- _Dataset listings of figures_:

◇ ◇ ◇ ◇ ◇ ◇ ◇

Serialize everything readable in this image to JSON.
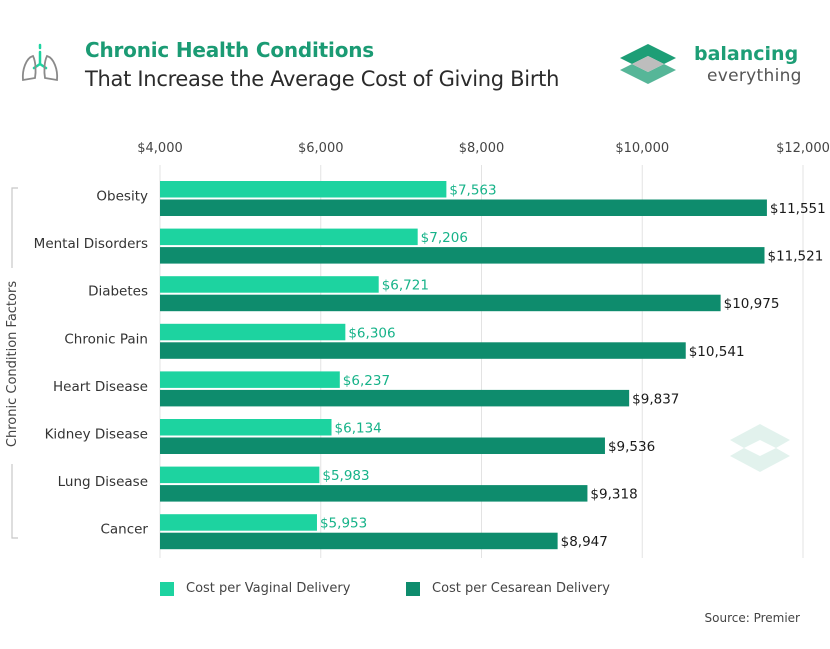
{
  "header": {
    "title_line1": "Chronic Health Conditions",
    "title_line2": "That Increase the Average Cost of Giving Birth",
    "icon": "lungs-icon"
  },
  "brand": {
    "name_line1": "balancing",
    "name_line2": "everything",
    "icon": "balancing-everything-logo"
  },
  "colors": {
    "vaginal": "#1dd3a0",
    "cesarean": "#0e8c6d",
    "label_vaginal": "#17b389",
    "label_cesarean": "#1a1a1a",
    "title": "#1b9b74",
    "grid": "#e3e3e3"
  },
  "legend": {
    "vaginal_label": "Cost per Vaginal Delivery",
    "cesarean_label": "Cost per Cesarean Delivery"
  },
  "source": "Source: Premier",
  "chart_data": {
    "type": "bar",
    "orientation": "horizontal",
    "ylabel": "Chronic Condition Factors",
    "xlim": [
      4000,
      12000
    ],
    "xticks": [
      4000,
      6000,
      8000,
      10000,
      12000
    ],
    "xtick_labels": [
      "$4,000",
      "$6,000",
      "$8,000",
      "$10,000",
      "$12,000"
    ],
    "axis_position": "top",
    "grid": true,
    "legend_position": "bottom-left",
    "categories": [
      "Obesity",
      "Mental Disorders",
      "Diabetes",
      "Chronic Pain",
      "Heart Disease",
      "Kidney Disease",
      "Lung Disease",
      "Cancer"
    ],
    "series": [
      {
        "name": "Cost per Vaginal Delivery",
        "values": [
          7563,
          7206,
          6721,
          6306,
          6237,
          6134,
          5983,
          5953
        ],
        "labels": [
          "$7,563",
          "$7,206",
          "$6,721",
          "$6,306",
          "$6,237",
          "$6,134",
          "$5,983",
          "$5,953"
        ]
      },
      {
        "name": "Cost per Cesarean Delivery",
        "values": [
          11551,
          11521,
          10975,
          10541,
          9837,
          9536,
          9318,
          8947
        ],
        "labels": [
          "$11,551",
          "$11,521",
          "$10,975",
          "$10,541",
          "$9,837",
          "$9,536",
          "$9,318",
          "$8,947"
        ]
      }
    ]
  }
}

◇ ◇ ◇ ◇ ◇ ◇ ◇

- _STATED GOAL_:
Pictures excluded, quote all the data above exactly.

- _TASK RESULT_:
Serialize everything readable in this image to JSON.
{
  "header": {
    "title_line1": "Chronic Health Conditions",
    "title_line2": "That Increase the Average Cost of Giving Birth",
    "icon": "lungs-icon"
  },
  "brand": {
    "name_line1": "balancing",
    "name_line2": "everything",
    "icon": "balancing-everything-logo"
  },
  "colors": {
    "vaginal": "#1dd3a0",
    "cesarean": "#0e8c6d",
    "label_vaginal": "#17b389",
    "label_cesarean": "#1a1a1a",
    "title": "#1b9b74",
    "grid": "#e3e3e3"
  },
  "legend": {
    "vaginal_label": "Cost per Vaginal Delivery",
    "cesarean_label": "Cost per Cesarean Delivery"
  },
  "source": "Source: Premier",
  "chart_data": {
    "type": "bar",
    "orientation": "horizontal",
    "ylabel": "Chronic Condition Factors",
    "xlim": [
      4000,
      12000
    ],
    "xticks": [
      4000,
      6000,
      8000,
      10000,
      12000
    ],
    "xtick_labels": [
      "$4,000",
      "$6,000",
      "$8,000",
      "$10,000",
      "$12,000"
    ],
    "axis_position": "top",
    "grid": true,
    "legend_position": "bottom-left",
    "categories": [
      "Obesity",
      "Mental Disorders",
      "Diabetes",
      "Chronic Pain",
      "Heart Disease",
      "Kidney Disease",
      "Lung Disease",
      "Cancer"
    ],
    "series": [
      {
        "name": "Cost per Vaginal Delivery",
        "values": [
          7563,
          7206,
          6721,
          6306,
          6237,
          6134,
          5983,
          5953
        ],
        "labels": [
          "$7,563",
          "$7,206",
          "$6,721",
          "$6,306",
          "$6,237",
          "$6,134",
          "$5,983",
          "$5,953"
        ]
      },
      {
        "name": "Cost per Cesarean Delivery",
        "values": [
          11551,
          11521,
          10975,
          10541,
          9837,
          9536,
          9318,
          8947
        ],
        "labels": [
          "$11,551",
          "$11,521",
          "$10,975",
          "$10,541",
          "$9,837",
          "$9,536",
          "$9,318",
          "$8,947"
        ]
      }
    ]
  }
}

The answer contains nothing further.